* _What to produce_: Searching the material below, find each line that includes the word "изменяет", and copy it.

========================

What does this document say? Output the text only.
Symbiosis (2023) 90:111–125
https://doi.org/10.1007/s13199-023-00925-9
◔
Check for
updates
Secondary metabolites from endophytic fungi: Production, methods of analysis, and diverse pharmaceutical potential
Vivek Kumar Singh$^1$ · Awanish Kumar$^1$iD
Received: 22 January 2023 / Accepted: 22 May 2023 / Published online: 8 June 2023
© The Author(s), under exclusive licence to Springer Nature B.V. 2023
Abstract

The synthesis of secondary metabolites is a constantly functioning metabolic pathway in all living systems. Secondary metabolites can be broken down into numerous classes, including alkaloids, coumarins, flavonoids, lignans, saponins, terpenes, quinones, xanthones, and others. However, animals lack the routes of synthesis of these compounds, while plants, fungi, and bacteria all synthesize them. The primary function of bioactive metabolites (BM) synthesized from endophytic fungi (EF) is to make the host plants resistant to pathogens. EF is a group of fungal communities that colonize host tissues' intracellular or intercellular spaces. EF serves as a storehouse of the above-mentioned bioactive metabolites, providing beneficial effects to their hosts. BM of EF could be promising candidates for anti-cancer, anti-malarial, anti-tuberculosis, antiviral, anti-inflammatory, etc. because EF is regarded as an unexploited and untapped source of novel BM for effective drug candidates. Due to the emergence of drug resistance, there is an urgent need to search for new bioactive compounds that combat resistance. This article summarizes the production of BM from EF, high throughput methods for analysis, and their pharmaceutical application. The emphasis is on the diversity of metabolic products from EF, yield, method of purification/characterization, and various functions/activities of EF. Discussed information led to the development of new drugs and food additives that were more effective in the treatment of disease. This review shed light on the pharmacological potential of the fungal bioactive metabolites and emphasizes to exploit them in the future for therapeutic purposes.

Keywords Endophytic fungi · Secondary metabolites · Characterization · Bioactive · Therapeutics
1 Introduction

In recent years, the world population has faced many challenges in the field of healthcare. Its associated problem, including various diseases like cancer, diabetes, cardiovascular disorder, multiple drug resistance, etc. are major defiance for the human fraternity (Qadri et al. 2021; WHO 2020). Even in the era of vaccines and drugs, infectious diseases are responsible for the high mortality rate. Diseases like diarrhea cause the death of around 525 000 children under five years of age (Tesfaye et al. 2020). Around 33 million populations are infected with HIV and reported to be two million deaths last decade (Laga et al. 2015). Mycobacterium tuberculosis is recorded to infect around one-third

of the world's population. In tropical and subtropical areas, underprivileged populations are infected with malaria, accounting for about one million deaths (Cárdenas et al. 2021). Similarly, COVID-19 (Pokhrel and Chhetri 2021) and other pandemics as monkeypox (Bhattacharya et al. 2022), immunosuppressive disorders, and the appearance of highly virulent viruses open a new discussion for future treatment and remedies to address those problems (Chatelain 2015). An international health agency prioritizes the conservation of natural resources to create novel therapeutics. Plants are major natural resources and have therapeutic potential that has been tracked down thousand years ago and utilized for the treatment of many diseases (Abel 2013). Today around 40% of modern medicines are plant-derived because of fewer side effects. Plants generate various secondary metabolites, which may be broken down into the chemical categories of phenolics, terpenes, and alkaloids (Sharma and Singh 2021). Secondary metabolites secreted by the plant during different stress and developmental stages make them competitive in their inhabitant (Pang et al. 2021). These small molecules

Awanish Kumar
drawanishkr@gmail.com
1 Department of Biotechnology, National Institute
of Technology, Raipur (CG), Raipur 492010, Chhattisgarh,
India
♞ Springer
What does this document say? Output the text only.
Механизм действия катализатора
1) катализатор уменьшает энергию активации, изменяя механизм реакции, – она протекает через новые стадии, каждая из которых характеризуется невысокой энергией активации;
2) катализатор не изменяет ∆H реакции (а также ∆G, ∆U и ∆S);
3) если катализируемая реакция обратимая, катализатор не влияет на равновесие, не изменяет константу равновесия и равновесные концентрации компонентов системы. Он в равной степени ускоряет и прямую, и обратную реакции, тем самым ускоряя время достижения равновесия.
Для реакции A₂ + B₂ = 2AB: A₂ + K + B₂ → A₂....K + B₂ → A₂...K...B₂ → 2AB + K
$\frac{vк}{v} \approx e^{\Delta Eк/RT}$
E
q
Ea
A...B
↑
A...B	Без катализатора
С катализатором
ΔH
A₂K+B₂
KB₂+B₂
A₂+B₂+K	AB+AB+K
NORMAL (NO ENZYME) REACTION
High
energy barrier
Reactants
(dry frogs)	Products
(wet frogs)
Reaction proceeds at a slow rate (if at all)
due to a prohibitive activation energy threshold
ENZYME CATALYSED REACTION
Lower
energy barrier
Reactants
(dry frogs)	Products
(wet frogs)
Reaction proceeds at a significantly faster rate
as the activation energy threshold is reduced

========================

* _Written answer_:
2) катализатор не изменяет ∆H реакции (а также ∆G, ∆U и ∆S);
3) если катализируемая реакция обратимая, катализатор не влияет на равновесие, не изменяет константу равновесия и равновесные концентрации компонентов системы. Он в равной степени ускоряет и прямую, и обратную реакции, тем самым ускоряя время достижения равновесия.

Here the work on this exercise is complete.